# [PROBLEM TO WORK ON]
Copy out the data below verbatim.

Data records
───
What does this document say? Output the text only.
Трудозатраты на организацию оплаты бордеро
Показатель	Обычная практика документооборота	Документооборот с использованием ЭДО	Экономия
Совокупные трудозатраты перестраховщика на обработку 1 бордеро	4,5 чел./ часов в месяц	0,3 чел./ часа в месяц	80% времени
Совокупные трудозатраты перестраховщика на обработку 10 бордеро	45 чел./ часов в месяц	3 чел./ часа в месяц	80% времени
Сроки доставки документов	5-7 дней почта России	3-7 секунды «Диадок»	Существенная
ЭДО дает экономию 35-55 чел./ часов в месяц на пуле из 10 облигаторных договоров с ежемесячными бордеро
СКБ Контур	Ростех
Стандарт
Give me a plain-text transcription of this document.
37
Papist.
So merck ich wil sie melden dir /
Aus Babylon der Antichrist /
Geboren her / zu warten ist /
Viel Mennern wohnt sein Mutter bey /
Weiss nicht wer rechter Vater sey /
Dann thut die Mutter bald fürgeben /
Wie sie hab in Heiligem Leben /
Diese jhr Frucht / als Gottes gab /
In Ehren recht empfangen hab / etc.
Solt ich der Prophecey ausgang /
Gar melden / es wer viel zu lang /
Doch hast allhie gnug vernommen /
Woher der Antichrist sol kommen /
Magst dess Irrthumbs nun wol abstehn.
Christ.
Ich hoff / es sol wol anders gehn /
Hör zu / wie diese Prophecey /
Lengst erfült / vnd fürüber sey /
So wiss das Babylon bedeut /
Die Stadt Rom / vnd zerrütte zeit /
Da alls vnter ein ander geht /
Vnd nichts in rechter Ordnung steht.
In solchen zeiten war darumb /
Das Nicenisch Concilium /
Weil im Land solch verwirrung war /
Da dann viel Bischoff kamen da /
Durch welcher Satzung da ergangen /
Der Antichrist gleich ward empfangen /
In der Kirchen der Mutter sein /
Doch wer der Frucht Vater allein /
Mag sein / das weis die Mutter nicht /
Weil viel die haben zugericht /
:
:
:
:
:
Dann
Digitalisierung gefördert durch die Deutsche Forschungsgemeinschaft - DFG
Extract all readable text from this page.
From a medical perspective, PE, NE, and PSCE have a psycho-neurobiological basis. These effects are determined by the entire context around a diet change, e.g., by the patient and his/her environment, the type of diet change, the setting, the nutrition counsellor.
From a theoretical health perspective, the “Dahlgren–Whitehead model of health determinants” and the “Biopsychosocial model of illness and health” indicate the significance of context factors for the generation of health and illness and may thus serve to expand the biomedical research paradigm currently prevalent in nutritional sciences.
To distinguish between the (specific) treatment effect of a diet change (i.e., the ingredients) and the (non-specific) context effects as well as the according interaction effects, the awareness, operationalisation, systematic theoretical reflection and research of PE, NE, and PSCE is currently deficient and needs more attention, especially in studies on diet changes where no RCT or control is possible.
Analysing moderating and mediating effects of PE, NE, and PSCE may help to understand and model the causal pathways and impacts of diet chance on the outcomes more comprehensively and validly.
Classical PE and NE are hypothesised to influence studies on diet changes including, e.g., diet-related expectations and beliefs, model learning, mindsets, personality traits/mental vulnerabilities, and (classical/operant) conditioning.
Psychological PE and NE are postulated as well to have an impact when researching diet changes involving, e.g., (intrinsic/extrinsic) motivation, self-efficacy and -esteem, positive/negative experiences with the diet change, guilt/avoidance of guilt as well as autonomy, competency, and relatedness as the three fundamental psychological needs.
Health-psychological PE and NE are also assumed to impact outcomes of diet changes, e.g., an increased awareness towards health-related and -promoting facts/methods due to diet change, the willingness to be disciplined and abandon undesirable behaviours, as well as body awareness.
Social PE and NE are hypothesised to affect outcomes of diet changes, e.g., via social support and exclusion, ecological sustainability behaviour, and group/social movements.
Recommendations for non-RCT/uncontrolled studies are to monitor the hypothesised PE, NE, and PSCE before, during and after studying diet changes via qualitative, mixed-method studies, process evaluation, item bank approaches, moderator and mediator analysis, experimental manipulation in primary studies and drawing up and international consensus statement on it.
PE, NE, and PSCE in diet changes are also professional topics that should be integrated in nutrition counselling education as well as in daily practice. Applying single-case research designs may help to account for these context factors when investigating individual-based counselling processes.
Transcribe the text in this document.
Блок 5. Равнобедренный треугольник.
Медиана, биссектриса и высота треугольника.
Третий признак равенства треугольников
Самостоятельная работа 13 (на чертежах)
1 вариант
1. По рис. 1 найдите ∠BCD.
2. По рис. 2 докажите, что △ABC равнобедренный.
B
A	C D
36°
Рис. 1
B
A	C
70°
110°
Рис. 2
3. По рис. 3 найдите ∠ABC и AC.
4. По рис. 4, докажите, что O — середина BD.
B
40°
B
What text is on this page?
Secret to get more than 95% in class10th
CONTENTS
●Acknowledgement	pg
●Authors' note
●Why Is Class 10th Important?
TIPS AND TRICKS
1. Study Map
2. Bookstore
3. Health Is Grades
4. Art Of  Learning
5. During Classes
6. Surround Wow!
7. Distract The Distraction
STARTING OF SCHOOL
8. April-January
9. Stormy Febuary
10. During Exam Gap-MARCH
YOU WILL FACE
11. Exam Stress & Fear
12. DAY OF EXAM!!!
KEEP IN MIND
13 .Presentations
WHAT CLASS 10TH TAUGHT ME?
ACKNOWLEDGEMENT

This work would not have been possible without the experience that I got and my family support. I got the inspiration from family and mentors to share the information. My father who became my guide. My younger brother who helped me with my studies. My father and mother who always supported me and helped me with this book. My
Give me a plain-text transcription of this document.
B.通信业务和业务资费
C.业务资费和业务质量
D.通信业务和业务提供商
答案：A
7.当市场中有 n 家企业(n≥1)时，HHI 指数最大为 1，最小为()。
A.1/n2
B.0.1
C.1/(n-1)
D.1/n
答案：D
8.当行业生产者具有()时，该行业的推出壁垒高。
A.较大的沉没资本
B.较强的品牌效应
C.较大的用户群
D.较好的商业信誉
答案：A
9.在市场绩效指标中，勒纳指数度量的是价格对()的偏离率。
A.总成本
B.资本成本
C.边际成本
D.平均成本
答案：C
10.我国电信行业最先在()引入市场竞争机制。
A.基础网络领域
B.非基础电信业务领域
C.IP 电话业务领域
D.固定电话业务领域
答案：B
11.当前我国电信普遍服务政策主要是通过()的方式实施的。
───
# [SOLUTION BELOW]
What does this document say? Output the text only.
Трудозатраты на организацию оплаты бордеро
Показатель	Обычная практика документооборота	Документооборот с использованием ЭДО	Экономия
Совокупные трудозатраты перестраховщика на обработку 1 бордеро	4,5 чел./ часов в месяц	0,3 чел./ часа в месяц	80% времени
Совокупные трудозатраты перестраховщика на обработку 10 бордеро	45 чел./ часов в месяц	3 чел./ часа в месяц	80% времени
Сроки доставки документов	5-7 дней почта России	3-7 секунды «Диадок»	Существенная
ЭДО дает экономию 35-55 чел./ часов в месяц на пуле из 10 облигаторных договоров с ежемесячными бордеро
СКБ Контур	Ростех
Стандарт
Give me a plain-text transcription of this document.
37
Papist.
So merck ich wil sie melden dir /
Aus Babylon der Antichrist /
Geboren her / zu warten ist /
Viel Mennern wohnt sein Mutter bey /
Weiss nicht wer rechter Vater sey /
Dann thut die Mutter bald fürgeben /
Wie sie hab in Heiligem Leben /
Diese jhr Frucht / als Gottes gab /
In Ehren recht empfangen hab / etc.
Solt ich der Prophecey ausgang /
Gar melden / es wer viel zu lang /
Doch hast allhie gnug vernommen /
Woher der Antichrist sol kommen /
Magst dess Irrthumbs nun wol abstehn.
Christ.
Ich hoff / es sol wol anders gehn /
Hör zu / wie diese Prophecey /
Lengst erfült / vnd fürüber sey /
So wiss das Babylon bedeut /
Die Stadt Rom / vnd zerrütte zeit /
Da alls vnter ein ander geht /
Vnd nichts in rechter Ordnung steht.
In solchen zeiten war darumb /
Das Nicenisch Concilium /
Weil im Land solch verwirrung war /
Da dann viel Bischoff kamen da /
Durch welcher Satzung da ergangen /
Der Antichrist gleich ward empfangen /
In der Kirchen der Mutter sein /
Doch wer der Frucht Vater allein /
Mag sein / das weis die Mutter nicht /
Weil viel die haben zugericht /
:
:
:
:
:
Dann
Digitalisierung gefördert durch die Deutsche Forschungsgemeinschaft - DFG
Extract all readable text from this page.
From a medical perspective, PE, NE, and PSCE have a psycho-neurobiological basis. These effects are determined by the entire context around a diet change, e.g., by the patient and his/her environment, the type of diet change, the setting, the nutrition counsellor.
From a theoretical health perspective, the “Dahlgren–Whitehead model of health determinants” and the “Biopsychosocial model of illness and health” indicate the significance of context factors for the generation of health and illness and may thus serve to expand the biomedical research paradigm currently prevalent in nutritional sciences.
To distinguish between the (specific) treatment effect of a diet change (i.e., the ingredients) and the (non-specific) context effects as well as the according interaction effects, the awareness, operationalisation, systematic theoretical reflection and research of PE, NE, and PSCE is currently deficient and needs more attention, especially in studies on diet changes where no RCT or control is possible.
Analysing moderating and mediating effects of PE, NE, and PSCE may help to understand and model the causal pathways and impacts of diet chance on the outcomes more comprehensively and validly.
Classical PE and NE are hypothesised to influence studies on diet changes including, e.g., diet-related expectations and beliefs, model learning, mindsets, personality traits/mental vulnerabilities, and (classical/operant) conditioning.
Psychological PE and NE are postulated as well to have an impact when researching diet changes involving, e.g., (intrinsic/extrinsic) motivation, self-efficacy and -esteem, positive/negative experiences with the diet change, guilt/avoidance of guilt as well as autonomy, competency, and relatedness as the three fundamental psychological needs.
Health-psychological PE and NE are also assumed to impact outcomes of diet changes, e.g., an increased awareness towards health-related and -promoting facts/methods due to diet change, the willingness to be disciplined and abandon undesirable behaviours, as well as body awareness.
Social PE and NE are hypothesised to affect outcomes of diet changes, e.g., via social support and exclusion, ecological sustainability behaviour, and group/social movements.
Recommendations for non-RCT/uncontrolled studies are to monitor the hypothesised PE, NE, and PSCE before, during and after studying diet changes via qualitative, mixed-method studies, process evaluation, item bank approaches, moderator and mediator analysis, experimental manipulation in primary studies and drawing up and international consensus statement on it.
PE, NE, and PSCE in diet changes are also professional topics that should be integrated in nutrition counselling education as well as in daily practice. Applying single-case research designs may help to account for these context factors when investigating individual-based counselling processes.
Transcribe the text in this document.
Блок 5. Равнобедренный треугольник.
Медиана, биссектриса и высота треугольника.
Третий признак равенства треугольников
Самостоятельная работа 13 (на чертежах)
1 вариант
1. По рис. 1 найдите ∠BCD.
2. По рис. 2 докажите, что △ABC равнобедренный.
B
A	C D
36°
Рис. 1
B
A	C
70°
110°
Рис. 2
3. По рис. 3 найдите ∠ABC и AC.
4. По рис. 4, докажите, что O — середина BD.
B
40°
B
What text is on this page?
Secret to get more than 95% in class10th
CONTENTS
●Acknowledgement	pg
●Authors' note
●Why Is Class 10th Important?
TIPS AND TRICKS
1. Study Map
2. Bookstore
3. Health Is Grades
4. Art Of  Learning
5. During Classes
6. Surround Wow!
7. Distract The Distraction
STARTING OF SCHOOL
8. April-January
9. Stormy Febuary
10. During Exam Gap-MARCH
YOU WILL FACE
11. Exam Stress & Fear
12. DAY OF EXAM!!!
KEEP IN MIND
13 .Presentations
WHAT CLASS 10TH TAUGHT ME?
ACKNOWLEDGEMENT

This work would not have been possible without the experience that I got and my family support. I got the inspiration from family and mentors to share the information. My father who became my guide. My younger brother who helped me with my studies. My father and mother who always supported me and helped me with this book. My
Give me a plain-text transcription of this document.
B.通信业务和业务资费
C.业务资费和业务质量
D.通信业务和业务提供商
答案：A
7.当市场中有 n 家企业(n≥1)时，HHI 指数最大为 1，最小为()。
A.1/n2
B.0.1
C.1/(n-1)
D.1/n
答案：D
8.当行业生产者具有()时，该行业的推出壁垒高。
A.较大的沉没资本
B.较强的品牌效应
C.较大的用户群
D.较好的商业信誉
答案：A
9.在市场绩效指标中，勒纳指数度量的是价格对()的偏离率。
A.总成本
B.资本成本
C.边际成本
D.平均成本
答案：C
10.我国电信行业最先在()引入市场竞争机制。
A.基础网络领域
B.非基础电信业务领域
C.IP 电话业务领域
D.固定电话业务领域
答案：B
11.当前我国电信普遍服务政策主要是通过()的方式实施的。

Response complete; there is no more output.